_Written request:_
Copy the line with "Output the text content of this document." and all lines following it through the last line of the entries, exactly as written.

________________________

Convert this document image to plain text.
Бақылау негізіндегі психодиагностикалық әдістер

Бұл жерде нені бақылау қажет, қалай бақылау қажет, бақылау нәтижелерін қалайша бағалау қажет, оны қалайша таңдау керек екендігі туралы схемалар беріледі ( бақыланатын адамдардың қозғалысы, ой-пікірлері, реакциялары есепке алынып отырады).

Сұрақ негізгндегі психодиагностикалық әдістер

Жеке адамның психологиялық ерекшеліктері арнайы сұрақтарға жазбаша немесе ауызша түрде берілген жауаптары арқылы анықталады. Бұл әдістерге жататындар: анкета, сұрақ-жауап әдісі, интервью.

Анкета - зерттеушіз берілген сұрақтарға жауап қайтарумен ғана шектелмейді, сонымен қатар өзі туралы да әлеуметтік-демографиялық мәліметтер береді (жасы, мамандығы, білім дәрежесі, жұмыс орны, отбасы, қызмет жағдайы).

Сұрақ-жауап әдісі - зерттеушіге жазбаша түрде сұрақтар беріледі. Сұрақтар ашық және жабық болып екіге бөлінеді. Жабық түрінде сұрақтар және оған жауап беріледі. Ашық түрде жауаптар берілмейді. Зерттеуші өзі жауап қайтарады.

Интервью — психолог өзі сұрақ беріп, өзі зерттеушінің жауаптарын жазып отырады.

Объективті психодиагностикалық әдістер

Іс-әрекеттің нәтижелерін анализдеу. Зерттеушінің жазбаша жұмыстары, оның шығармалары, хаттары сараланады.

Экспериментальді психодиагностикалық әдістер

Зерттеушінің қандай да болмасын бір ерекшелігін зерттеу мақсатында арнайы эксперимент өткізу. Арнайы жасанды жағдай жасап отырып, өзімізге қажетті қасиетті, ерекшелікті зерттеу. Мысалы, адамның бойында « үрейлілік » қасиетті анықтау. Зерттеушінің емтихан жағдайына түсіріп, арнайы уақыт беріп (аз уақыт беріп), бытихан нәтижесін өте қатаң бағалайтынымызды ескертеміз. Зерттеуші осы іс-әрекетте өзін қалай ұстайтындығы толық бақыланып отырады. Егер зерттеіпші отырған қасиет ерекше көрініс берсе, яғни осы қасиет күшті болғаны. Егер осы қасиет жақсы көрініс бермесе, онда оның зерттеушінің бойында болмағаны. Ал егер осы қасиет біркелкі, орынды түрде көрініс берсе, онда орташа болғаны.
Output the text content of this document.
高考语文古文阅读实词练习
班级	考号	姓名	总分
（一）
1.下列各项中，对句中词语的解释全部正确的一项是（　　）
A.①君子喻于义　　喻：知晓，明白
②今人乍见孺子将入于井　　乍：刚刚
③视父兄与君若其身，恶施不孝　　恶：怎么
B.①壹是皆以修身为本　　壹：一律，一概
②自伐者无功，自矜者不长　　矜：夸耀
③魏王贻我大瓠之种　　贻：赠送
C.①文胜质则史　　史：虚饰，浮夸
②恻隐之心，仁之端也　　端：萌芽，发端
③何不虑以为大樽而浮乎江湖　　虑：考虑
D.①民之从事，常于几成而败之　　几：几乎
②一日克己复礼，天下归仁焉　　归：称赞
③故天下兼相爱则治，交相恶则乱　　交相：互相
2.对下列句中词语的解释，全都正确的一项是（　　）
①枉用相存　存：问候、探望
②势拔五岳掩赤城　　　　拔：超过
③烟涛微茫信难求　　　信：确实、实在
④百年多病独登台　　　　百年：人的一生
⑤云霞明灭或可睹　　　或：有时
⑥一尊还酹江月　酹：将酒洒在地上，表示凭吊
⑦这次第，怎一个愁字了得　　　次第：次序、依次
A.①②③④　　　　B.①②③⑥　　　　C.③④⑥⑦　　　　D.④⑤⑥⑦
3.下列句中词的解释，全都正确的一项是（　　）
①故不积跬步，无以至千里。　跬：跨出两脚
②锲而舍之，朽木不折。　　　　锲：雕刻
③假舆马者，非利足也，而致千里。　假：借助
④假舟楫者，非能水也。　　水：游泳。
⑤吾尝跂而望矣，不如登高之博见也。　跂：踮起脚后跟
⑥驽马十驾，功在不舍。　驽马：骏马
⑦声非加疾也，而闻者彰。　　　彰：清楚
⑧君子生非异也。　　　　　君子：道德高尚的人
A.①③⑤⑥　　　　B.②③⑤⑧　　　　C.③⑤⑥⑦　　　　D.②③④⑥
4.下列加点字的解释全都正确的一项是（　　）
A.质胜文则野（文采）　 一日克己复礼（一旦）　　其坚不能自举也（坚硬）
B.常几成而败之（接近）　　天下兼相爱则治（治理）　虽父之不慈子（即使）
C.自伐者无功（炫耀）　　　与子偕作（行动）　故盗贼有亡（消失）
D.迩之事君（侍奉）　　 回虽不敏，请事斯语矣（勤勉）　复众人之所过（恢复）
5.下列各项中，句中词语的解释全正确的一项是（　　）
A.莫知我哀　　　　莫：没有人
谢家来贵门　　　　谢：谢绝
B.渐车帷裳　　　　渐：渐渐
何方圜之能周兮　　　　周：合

________________________

_Result below:_
Output the text content of this document.
高考语文古文阅读实词练习
班级	考号	姓名	总分
（一）
1.下列各项中，对句中词语的解释全部正确的一项是（　　）
A.①君子喻于义　　喻：知晓，明白
②今人乍见孺子将入于井　　乍：刚刚
③视父兄与君若其身，恶施不孝　　恶：怎么
B.①壹是皆以修身为本　　壹：一律，一概
②自伐者无功，自矜者不长　　矜：夸耀
③魏王贻我大瓠之种　　贻：赠送
C.①文胜质则史　　史：虚饰，浮夸
②恻隐之心，仁之端也　　端：萌芽，发端
③何不虑以为大樽而浮乎江湖　　虑：考虑
D.①民之从事，常于几成而败之　　几：几乎
②一日克己复礼，天下归仁焉　　归：称赞
③故天下兼相爱则治，交相恶则乱　　交相：互相
2.对下列句中词语的解释，全都正确的一项是（　　）
①枉用相存　存：问候、探望
②势拔五岳掩赤城　　　　拔：超过
③烟涛微茫信难求　　　信：确实、实在
④百年多病独登台　　　　百年：人的一生
⑤云霞明灭或可睹　　　或：有时
⑥一尊还酹江月　酹：将酒洒在地上，表示凭吊
⑦这次第，怎一个愁字了得　　　次第：次序、依次
A.①②③④　　　　B.①②③⑥　　　　C.③④⑥⑦　　　　D.④⑤⑥⑦
3.下列句中词的解释，全都正确的一项是（　　）
①故不积跬步，无以至千里。　跬：跨出两脚
②锲而舍之，朽木不折。　　　　锲：雕刻
③假舆马者，非利足也，而致千里。　假：借助
④假舟楫者，非能水也。　　水：游泳。
⑤吾尝跂而望矣，不如登高之博见也。　跂：踮起脚后跟
⑥驽马十驾，功在不舍。　驽马：骏马
⑦声非加疾也，而闻者彰。　　　彰：清楚
⑧君子生非异也。　　　　　君子：道德高尚的人
A.①③⑤⑥　　　　B.②③⑤⑧　　　　C.③⑤⑥⑦　　　　D.②③④⑥
4.下列加点字的解释全都正确的一项是（　　）
A.质胜文则野（文采）　 一日克己复礼（一旦）　　其坚不能自举也（坚硬）
B.常几成而败之（接近）　　天下兼相爱则治（治理）　虽父之不慈子（即使）
C.自伐者无功（炫耀）　　　与子偕作（行动）　故盗贼有亡（消失）
D.迩之事君（侍奉）　　 回虽不敏，请事斯语矣（勤勉）　复众人之所过（恢复）
5.下列各项中，句中词语的解释全正确的一项是（　　）
A.莫知我哀　　　　莫：没有人
谢家来贵门　　　　谢：谢绝
B.渐车帷裳　　　　渐：渐渐
何方圜之能周兮　　　　周：合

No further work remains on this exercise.